● Recorded data:
*****
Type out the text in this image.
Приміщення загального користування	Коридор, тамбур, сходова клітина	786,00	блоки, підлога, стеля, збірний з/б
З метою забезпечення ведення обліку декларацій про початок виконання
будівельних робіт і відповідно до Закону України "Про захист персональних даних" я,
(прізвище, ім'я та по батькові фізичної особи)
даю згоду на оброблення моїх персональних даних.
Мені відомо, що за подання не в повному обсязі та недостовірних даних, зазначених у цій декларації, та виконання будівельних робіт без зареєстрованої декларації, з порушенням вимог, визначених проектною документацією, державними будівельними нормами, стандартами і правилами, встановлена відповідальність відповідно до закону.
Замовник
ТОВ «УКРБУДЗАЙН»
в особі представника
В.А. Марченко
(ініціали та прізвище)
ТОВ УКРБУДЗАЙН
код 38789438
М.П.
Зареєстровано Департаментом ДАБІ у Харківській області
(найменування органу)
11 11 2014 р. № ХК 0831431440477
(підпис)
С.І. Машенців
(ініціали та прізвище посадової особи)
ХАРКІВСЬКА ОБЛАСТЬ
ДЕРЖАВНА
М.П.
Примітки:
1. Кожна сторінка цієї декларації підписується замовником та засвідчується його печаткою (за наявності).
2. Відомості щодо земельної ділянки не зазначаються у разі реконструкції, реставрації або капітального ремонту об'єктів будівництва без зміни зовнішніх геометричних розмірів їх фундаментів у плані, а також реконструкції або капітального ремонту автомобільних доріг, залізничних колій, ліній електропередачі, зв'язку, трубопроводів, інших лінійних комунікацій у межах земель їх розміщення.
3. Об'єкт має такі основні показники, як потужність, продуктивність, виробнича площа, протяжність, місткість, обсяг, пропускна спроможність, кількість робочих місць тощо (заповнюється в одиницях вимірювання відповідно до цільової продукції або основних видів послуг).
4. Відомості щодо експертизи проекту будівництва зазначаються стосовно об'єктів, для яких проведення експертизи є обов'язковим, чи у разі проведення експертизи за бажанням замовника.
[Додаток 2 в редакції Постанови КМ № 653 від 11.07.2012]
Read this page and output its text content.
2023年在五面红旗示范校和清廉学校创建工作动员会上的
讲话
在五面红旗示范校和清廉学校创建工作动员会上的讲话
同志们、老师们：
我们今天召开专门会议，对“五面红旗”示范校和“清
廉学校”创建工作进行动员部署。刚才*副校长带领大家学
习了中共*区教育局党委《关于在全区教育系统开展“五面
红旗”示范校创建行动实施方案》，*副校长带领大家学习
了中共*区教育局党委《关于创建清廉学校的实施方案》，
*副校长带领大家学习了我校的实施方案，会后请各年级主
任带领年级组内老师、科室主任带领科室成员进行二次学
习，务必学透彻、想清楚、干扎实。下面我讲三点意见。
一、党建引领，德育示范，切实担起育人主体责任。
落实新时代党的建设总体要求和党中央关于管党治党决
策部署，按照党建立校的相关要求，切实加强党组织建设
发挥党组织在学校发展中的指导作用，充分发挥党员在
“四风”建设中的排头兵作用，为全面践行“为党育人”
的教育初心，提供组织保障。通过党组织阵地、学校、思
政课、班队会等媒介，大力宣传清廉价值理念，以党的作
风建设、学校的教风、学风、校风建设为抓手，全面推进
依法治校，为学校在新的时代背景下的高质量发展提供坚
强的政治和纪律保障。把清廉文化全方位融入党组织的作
*****
● DESCRIPTION OF THE TASK:
Go through the records above, find every line with the word "будівельних", and list those lines.

● EXERCISE ANSWER:
будівельних робіт і відповідно до Закону України "Про захист персональних даних" я,
Мені відомо, що за подання не в повному обсязі та недостовірних даних, зазначених у цій декларації, та виконання будівельних робіт без зареєстрованої декларації, з порушенням вимог, визначених проектною документацією, державними будівельними нормами, стандартами і правилами, встановлена відповідальність відповідно до закону.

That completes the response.